AIM:
Using the records below, locate all lines containing "this" and return them.

---- RECORDS TO USE

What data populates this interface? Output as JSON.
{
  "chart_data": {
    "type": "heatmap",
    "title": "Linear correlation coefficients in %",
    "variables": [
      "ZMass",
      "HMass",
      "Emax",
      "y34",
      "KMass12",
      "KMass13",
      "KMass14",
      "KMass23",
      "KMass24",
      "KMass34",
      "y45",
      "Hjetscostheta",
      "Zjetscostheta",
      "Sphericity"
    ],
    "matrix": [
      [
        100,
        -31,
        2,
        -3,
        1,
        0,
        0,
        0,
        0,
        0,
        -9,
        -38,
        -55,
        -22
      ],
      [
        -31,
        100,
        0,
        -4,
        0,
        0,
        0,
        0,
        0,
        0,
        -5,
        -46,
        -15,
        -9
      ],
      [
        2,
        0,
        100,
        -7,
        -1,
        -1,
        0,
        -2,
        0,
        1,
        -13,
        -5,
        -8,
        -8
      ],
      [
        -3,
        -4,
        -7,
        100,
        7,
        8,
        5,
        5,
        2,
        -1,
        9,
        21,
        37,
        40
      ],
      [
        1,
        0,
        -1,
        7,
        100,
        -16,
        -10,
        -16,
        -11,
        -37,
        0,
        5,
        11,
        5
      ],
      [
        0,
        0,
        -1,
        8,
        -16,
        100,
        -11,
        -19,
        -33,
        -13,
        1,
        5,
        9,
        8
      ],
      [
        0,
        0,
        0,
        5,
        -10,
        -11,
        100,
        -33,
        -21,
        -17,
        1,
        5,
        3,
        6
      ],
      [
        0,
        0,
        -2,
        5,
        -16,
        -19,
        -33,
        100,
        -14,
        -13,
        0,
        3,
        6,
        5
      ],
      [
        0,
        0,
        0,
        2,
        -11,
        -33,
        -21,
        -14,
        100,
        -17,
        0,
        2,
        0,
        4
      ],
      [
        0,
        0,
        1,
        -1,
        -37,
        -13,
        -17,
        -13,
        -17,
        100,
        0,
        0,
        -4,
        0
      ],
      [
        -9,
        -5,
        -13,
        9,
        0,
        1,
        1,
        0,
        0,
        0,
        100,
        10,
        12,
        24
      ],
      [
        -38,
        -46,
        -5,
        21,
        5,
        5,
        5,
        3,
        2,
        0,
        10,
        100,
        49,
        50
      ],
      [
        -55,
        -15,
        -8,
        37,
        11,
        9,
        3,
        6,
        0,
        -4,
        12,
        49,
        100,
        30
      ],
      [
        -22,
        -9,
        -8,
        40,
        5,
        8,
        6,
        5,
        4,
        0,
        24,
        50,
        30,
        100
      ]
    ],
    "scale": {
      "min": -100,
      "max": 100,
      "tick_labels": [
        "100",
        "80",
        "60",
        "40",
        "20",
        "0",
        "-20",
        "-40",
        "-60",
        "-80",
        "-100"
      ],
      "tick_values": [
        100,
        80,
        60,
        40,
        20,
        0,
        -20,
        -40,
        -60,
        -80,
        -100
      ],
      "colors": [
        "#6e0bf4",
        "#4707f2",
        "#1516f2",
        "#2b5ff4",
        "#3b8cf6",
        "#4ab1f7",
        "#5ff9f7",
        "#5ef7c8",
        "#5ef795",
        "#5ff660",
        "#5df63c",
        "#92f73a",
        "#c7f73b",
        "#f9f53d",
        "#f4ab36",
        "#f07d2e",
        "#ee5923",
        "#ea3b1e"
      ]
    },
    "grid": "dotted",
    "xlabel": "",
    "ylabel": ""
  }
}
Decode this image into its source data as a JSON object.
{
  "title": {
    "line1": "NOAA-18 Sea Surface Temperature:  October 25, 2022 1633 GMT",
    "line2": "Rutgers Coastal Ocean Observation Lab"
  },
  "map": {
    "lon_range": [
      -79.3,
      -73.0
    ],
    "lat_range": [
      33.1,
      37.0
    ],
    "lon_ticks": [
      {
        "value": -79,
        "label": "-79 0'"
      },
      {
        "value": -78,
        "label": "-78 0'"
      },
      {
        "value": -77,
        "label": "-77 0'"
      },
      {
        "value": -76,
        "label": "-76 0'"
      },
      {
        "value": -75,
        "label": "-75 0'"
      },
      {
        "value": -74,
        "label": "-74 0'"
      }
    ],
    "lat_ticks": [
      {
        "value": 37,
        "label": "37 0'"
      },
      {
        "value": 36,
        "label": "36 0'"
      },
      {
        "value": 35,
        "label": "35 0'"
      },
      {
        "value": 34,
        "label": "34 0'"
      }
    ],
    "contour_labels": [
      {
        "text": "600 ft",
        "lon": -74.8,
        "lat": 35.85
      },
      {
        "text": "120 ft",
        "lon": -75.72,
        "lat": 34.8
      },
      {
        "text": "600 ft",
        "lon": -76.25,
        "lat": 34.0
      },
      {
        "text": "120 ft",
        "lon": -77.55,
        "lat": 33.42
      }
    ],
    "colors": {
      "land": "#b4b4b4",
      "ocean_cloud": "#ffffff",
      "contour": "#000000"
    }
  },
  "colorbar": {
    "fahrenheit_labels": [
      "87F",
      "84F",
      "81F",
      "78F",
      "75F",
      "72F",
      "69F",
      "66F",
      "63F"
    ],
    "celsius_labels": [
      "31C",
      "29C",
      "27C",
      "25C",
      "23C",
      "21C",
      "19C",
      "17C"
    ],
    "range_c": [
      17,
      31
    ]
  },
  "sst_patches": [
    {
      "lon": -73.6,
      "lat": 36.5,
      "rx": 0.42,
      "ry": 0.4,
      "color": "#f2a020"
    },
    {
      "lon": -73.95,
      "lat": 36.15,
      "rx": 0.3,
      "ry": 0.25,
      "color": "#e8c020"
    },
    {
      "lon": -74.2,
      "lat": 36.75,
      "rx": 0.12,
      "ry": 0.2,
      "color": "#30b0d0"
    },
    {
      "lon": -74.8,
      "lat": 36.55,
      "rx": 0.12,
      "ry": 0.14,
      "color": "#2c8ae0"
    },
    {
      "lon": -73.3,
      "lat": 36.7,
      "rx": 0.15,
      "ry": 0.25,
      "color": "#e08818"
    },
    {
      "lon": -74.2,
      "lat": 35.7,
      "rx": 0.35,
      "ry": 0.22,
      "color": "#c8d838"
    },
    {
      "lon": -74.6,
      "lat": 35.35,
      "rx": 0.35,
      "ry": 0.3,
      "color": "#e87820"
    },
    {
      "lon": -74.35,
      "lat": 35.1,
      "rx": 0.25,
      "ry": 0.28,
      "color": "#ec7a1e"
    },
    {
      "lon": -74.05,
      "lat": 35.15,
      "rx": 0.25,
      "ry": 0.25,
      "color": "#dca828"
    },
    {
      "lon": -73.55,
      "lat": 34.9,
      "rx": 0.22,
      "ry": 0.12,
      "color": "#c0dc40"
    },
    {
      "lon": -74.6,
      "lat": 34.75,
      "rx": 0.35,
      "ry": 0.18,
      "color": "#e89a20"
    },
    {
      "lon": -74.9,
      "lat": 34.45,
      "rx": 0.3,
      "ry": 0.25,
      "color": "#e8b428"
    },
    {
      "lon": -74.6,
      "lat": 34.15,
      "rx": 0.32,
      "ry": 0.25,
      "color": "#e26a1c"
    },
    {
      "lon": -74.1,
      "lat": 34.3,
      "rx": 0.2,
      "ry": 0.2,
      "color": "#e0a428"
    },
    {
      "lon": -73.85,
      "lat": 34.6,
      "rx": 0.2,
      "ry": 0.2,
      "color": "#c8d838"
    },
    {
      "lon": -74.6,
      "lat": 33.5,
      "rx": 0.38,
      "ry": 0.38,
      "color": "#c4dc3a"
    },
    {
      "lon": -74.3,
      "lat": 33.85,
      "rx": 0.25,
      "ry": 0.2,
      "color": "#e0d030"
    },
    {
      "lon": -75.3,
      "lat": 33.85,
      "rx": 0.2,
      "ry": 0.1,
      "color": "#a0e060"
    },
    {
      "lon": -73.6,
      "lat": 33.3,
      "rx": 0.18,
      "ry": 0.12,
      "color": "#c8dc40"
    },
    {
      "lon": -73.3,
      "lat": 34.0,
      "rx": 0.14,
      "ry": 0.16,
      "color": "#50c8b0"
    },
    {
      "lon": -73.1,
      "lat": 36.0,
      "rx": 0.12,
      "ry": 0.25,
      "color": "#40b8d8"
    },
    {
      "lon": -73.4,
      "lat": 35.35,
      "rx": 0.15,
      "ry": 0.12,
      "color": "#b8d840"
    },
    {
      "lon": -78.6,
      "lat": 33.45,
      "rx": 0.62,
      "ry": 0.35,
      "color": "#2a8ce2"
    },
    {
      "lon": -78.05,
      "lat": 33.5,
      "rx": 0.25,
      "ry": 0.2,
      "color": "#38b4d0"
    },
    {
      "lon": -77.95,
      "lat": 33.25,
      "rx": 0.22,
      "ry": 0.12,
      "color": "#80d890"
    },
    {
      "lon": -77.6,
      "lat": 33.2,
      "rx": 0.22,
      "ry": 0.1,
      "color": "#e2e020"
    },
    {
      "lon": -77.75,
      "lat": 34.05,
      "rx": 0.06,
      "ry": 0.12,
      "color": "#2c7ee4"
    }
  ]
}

--------

OUTPUT BELOW:
What data populates this interface? Output as JSON.
Decode this image into its source data as a JSON object.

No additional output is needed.